Data listing
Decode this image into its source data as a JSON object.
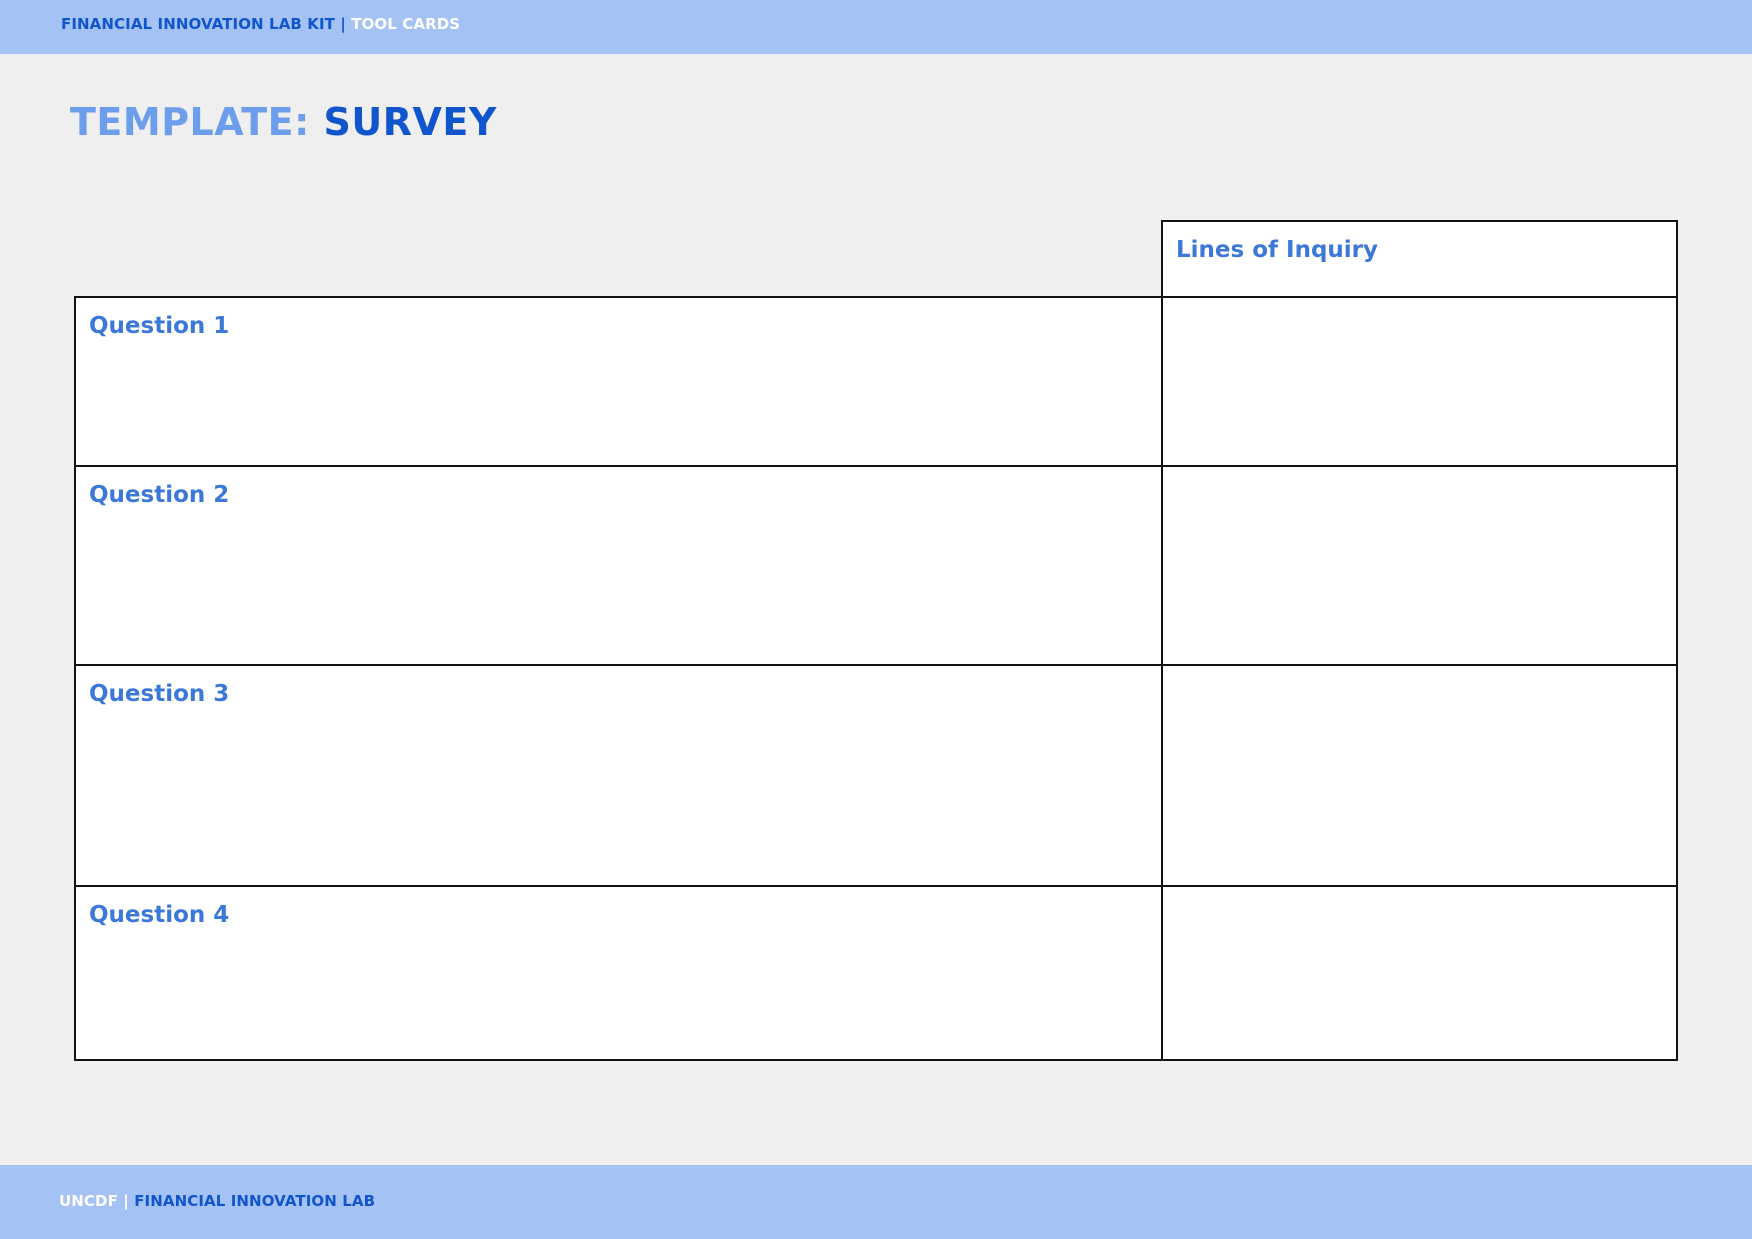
{
  "header": {
    "kit_label": "FINANCIAL INNOVATION LAB KIT",
    "separator": "|",
    "section_label": "TOOL CARDS"
  },
  "title": {
    "prefix": "TEMPLATE:",
    "name": "SURVEY"
  },
  "table": {
    "column_header": "Lines of Inquiry",
    "rows": [
      {
        "label": "Question 1"
      },
      {
        "label": "Question 2"
      },
      {
        "label": "Question 3"
      },
      {
        "label": "Question 4"
      }
    ]
  },
  "footer": {
    "org_label": "UNCDF",
    "separator": "|",
    "lab_label": "FINANCIAL INNOVATION LAB"
  },
  "colors": {
    "band": "#a4c2f4",
    "dark_blue": "#1155cc",
    "light_blue": "#6d9eeb",
    "label_blue": "#3c78d8",
    "page_background": "#efefef"
  }
}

Goal
Reproduce the full listing faithfully, but do not carry over any pictures.

Solution below
Decode this image into its source data as a JSON object.
{
  "header": {
    "kit_label": "FINANCIAL INNOVATION LAB KIT",
    "separator": "|",
    "section_label": "TOOL CARDS"
  },
  "title": {
    "prefix": "TEMPLATE:",
    "name": "SURVEY"
  },
  "table": {
    "column_header": "Lines of Inquiry",
    "rows": [
      {
        "label": "Question 1"
      },
      {
        "label": "Question 2"
      },
      {
        "label": "Question 3"
      },
      {
        "label": "Question 4"
      }
    ]
  },
  "footer": {
    "org_label": "UNCDF",
    "separator": "|",
    "lab_label": "FINANCIAL INNOVATION LAB"
  },
  "colors": {
    "band": "#a4c2f4",
    "dark_blue": "#1155cc",
    "light_blue": "#6d9eeb",
    "label_blue": "#3c78d8",
    "page_background": "#efefef"
  }
}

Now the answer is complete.